[PROBLEM REQUIREMENTS]:
Return all entries word for word, but drop any images.
════
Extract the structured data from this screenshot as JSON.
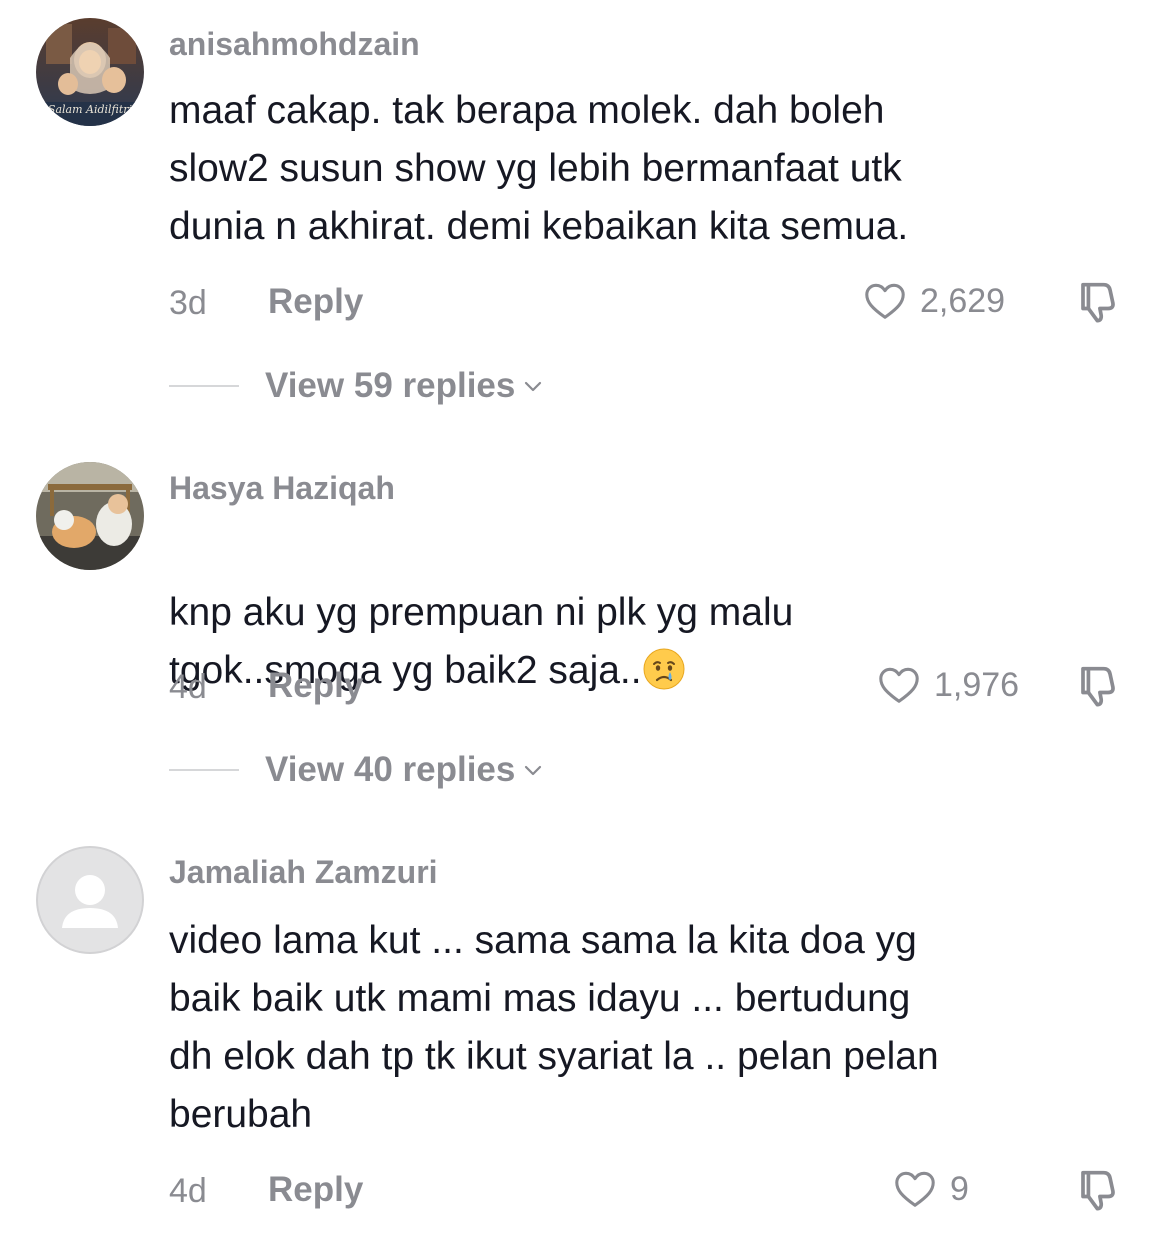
{
  "comments": [
    {
      "username": "anisahmohdzain",
      "avatar_caption": "Salam Aidilfitri",
      "text": "maaf cakap. tak berapa molek. dah boleh\nslow2 susun show yg lebih bermanfaat utk\ndunia n akhirat. demi kebaikan kita semua.",
      "age": "3d",
      "reply_label": "Reply",
      "likes": "2,629",
      "view_replies": "View 59 replies"
    },
    {
      "username": "Hasya Haziqah",
      "text": "knp aku yg prempuan ni plk yg malu\ntgok..smoga yg baik2 saja..",
      "emoji": "crying-face",
      "age": "4d",
      "reply_label": "Reply",
      "likes": "1,976",
      "view_replies": "View 40 replies"
    },
    {
      "username": "Jamaliah Zamzuri",
      "text": "video lama kut ... sama sama la kita doa yg\nbaik baik utk mami mas idayu ... bertudung\ndh elok dah tp tk ikut syariat la .. pelan pelan\nberubah",
      "age": "4d",
      "reply_label": "Reply",
      "likes": "9"
    }
  ],
  "colors": {
    "text_primary": "#161823",
    "text_secondary": "#8a8b91",
    "divider": "#d6d7d9"
  },
  "icons": [
    "heart-outline-icon",
    "thumbs-down-icon",
    "chevron-down-icon",
    "crying-face-emoji",
    "default-avatar-icon"
  ]
}
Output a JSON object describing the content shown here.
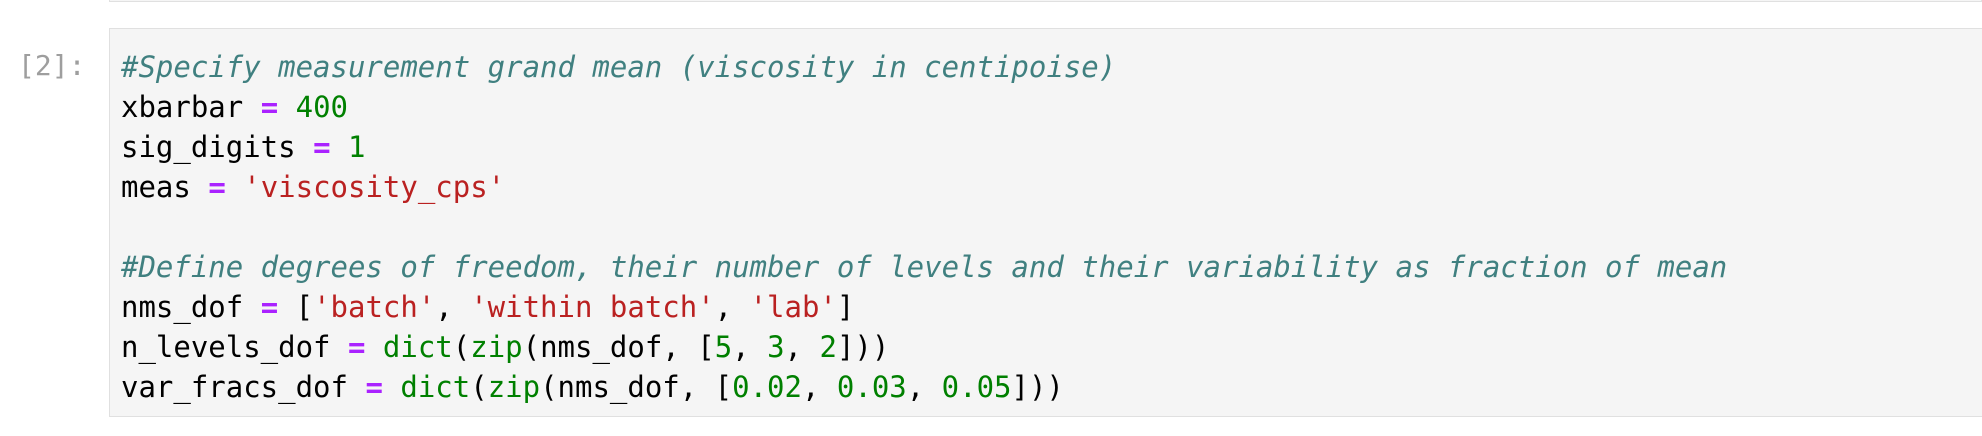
{
  "cell": {
    "prompt": "[2]:",
    "lines": [
      [
        {
          "t": "c",
          "v": "#Specify measurement grand mean (viscosity in centipoise)"
        }
      ],
      [
        {
          "t": "x",
          "v": "xbarbar "
        },
        {
          "t": "o",
          "v": "="
        },
        {
          "t": "x",
          "v": " "
        },
        {
          "t": "n",
          "v": "400"
        }
      ],
      [
        {
          "t": "x",
          "v": "sig_digits "
        },
        {
          "t": "o",
          "v": "="
        },
        {
          "t": "x",
          "v": " "
        },
        {
          "t": "n",
          "v": "1"
        }
      ],
      [
        {
          "t": "x",
          "v": "meas "
        },
        {
          "t": "o",
          "v": "="
        },
        {
          "t": "x",
          "v": " "
        },
        {
          "t": "s",
          "v": "'viscosity_cps'"
        }
      ],
      [],
      [
        {
          "t": "c",
          "v": "#Define degrees of freedom, their number of levels and their variability as fraction of mean"
        }
      ],
      [
        {
          "t": "x",
          "v": "nms_dof "
        },
        {
          "t": "o",
          "v": "="
        },
        {
          "t": "x",
          "v": " ["
        },
        {
          "t": "s",
          "v": "'batch'"
        },
        {
          "t": "x",
          "v": ", "
        },
        {
          "t": "s",
          "v": "'within batch'"
        },
        {
          "t": "x",
          "v": ", "
        },
        {
          "t": "s",
          "v": "'lab'"
        },
        {
          "t": "x",
          "v": "]"
        }
      ],
      [
        {
          "t": "x",
          "v": "n_levels_dof "
        },
        {
          "t": "o",
          "v": "="
        },
        {
          "t": "x",
          "v": " "
        },
        {
          "t": "b",
          "v": "dict"
        },
        {
          "t": "x",
          "v": "("
        },
        {
          "t": "b",
          "v": "zip"
        },
        {
          "t": "x",
          "v": "(nms_dof, ["
        },
        {
          "t": "n",
          "v": "5"
        },
        {
          "t": "x",
          "v": ", "
        },
        {
          "t": "n",
          "v": "3"
        },
        {
          "t": "x",
          "v": ", "
        },
        {
          "t": "n",
          "v": "2"
        },
        {
          "t": "x",
          "v": "]))"
        }
      ],
      [
        {
          "t": "x",
          "v": "var_fracs_dof "
        },
        {
          "t": "o",
          "v": "="
        },
        {
          "t": "x",
          "v": " "
        },
        {
          "t": "b",
          "v": "dict"
        },
        {
          "t": "x",
          "v": "("
        },
        {
          "t": "b",
          "v": "zip"
        },
        {
          "t": "x",
          "v": "(nms_dof, ["
        },
        {
          "t": "n",
          "v": "0.02"
        },
        {
          "t": "x",
          "v": ", "
        },
        {
          "t": "n",
          "v": "0.03"
        },
        {
          "t": "x",
          "v": ", "
        },
        {
          "t": "n",
          "v": "0.05"
        },
        {
          "t": "x",
          "v": "]))"
        }
      ]
    ]
  },
  "colors": {
    "comment": "#408080",
    "operator": "#aa22ff",
    "number": "#008000",
    "string": "#ba2121",
    "builtin": "#008000",
    "prompt": "#9e9e9e",
    "cell_background": "#f5f5f5",
    "cell_border": "#e0e0e0"
  }
}
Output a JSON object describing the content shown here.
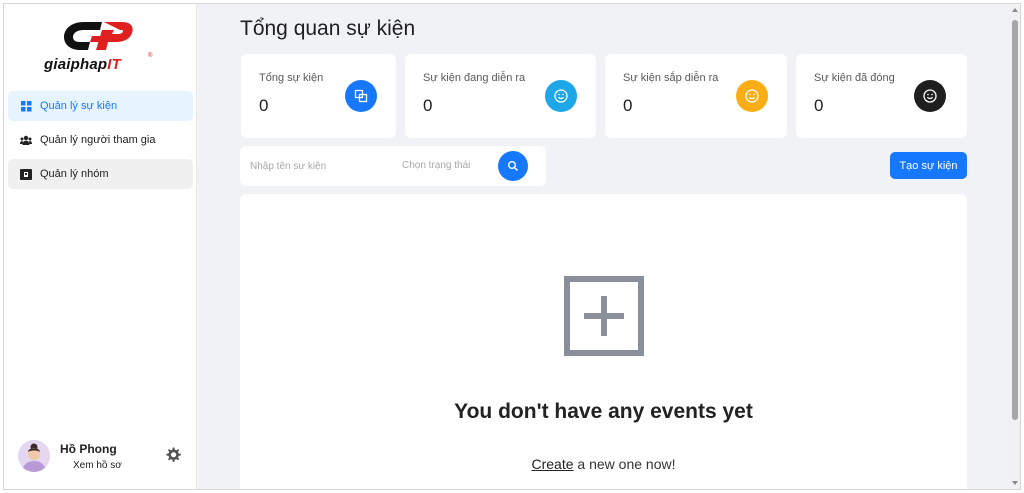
════
[TASK RESULT]:
Extract the structured data from this screenshot as JSON.
{
  "comments": [
    {
      "username": "anisahmohdzain",
      "avatar_caption": "Salam Aidilfitri",
      "text": "maaf cakap. tak berapa molek. dah boleh\nslow2 susun show yg lebih bermanfaat utk\ndunia n akhirat. demi kebaikan kita semua.",
      "age": "3d",
      "reply_label": "Reply",
      "likes": "2,629",
      "view_replies": "View 59 replies"
    },
    {
      "username": "Hasya Haziqah",
      "text": "knp aku yg prempuan ni plk yg malu\ntgok..smoga yg baik2 saja..",
      "emoji": "crying-face",
      "age": "4d",
      "reply_label": "Reply",
      "likes": "1,976",
      "view_replies": "View 40 replies"
    },
    {
      "username": "Jamaliah Zamzuri",
      "text": "video lama kut ... sama sama la kita doa yg\nbaik baik utk mami mas idayu ... bertudung\ndh elok dah tp tk ikut syariat la .. pelan pelan\nberubah",
      "age": "4d",
      "reply_label": "Reply",
      "likes": "9"
    }
  ],
  "colors": {
    "text_primary": "#161823",
    "text_secondary": "#8a8b91",
    "divider": "#d6d7d9"
  },
  "icons": [
    "heart-outline-icon",
    "thumbs-down-icon",
    "chevron-down-icon",
    "crying-face-emoji",
    "default-avatar-icon"
  ]
}
Output a JSON object describing the content shown here.
{
  "cell": {
    "prompt": "[2]:",
    "lines": [
      [
        {
          "t": "c",
          "v": "#Specify measurement grand mean (viscosity in centipoise)"
        }
      ],
      [
        {
          "t": "x",
          "v": "xbarbar "
        },
        {
          "t": "o",
          "v": "="
        },
        {
          "t": "x",
          "v": " "
        },
        {
          "t": "n",
          "v": "400"
        }
      ],
      [
        {
          "t": "x",
          "v": "sig_digits "
        },
        {
          "t": "o",
          "v": "="
        },
        {
          "t": "x",
          "v": " "
        },
        {
          "t": "n",
          "v": "1"
        }
      ],
      [
        {
          "t": "x",
          "v": "meas "
        },
        {
          "t": "o",
          "v": "="
        },
        {
          "t": "x",
          "v": " "
        },
        {
          "t": "s",
          "v": "'viscosity_cps'"
        }
      ],
      [],
      [
        {
          "t": "c",
          "v": "#Define degrees of freedom, their number of levels and their variability as fraction of mean"
        }
      ],
      [
        {
          "t": "x",
          "v": "nms_dof "
        },
        {
          "t": "o",
          "v": "="
        },
        {
          "t": "x",
          "v": " ["
        },
        {
          "t": "s",
          "v": "'batch'"
        },
        {
          "t": "x",
          "v": ", "
        },
        {
          "t": "s",
          "v": "'within batch'"
        },
        {
          "t": "x",
          "v": ", "
        },
        {
          "t": "s",
          "v": "'lab'"
        },
        {
          "t": "x",
          "v": "]"
        }
      ],
      [
        {
          "t": "x",
          "v": "n_levels_dof "
        },
        {
          "t": "o",
          "v": "="
        },
        {
          "t": "x",
          "v": " "
        },
        {
          "t": "b",
          "v": "dict"
        },
        {
          "t": "x",
          "v": "("
        },
        {
          "t": "b",
          "v": "zip"
        },
        {
          "t": "x",
          "v": "(nms_dof, ["
        },
        {
          "t": "n",
          "v": "5"
        },
        {
          "t": "x",
          "v": ", "
        },
        {
          "t": "n",
          "v": "3"
        },
        {
          "t": "x",
          "v": ", "
        },
        {
          "t": "n",
          "v": "2"
        },
        {
          "t": "x",
          "v": "]))"
        }
      ],
      [
        {
          "t": "x",
          "v": "var_fracs_dof "
        },
        {
          "t": "o",
          "v": "="
        },
        {
          "t": "x",
          "v": " "
        },
        {
          "t": "b",
          "v": "dict"
        },
        {
          "t": "x",
          "v": "("
        },
        {
          "t": "b",
          "v": "zip"
        },
        {
          "t": "x",
          "v": "(nms_dof, ["
        },
        {
          "t": "n",
          "v": "0.02"
        },
        {
          "t": "x",
          "v": ", "
        },
        {
          "t": "n",
          "v": "0.03"
        },
        {
          "t": "x",
          "v": ", "
        },
        {
          "t": "n",
          "v": "0.05"
        },
        {
          "t": "x",
          "v": "]))"
        }
      ]
    ]
  },
  "colors": {
    "comment": "#408080",
    "operator": "#aa22ff",
    "number": "#008000",
    "string": "#ba2121",
    "builtin": "#008000",
    "prompt": "#9e9e9e",
    "cell_background": "#f5f5f5",
    "cell_border": "#e0e0e0"
  }
}
Output a JSON object describing the content shown here.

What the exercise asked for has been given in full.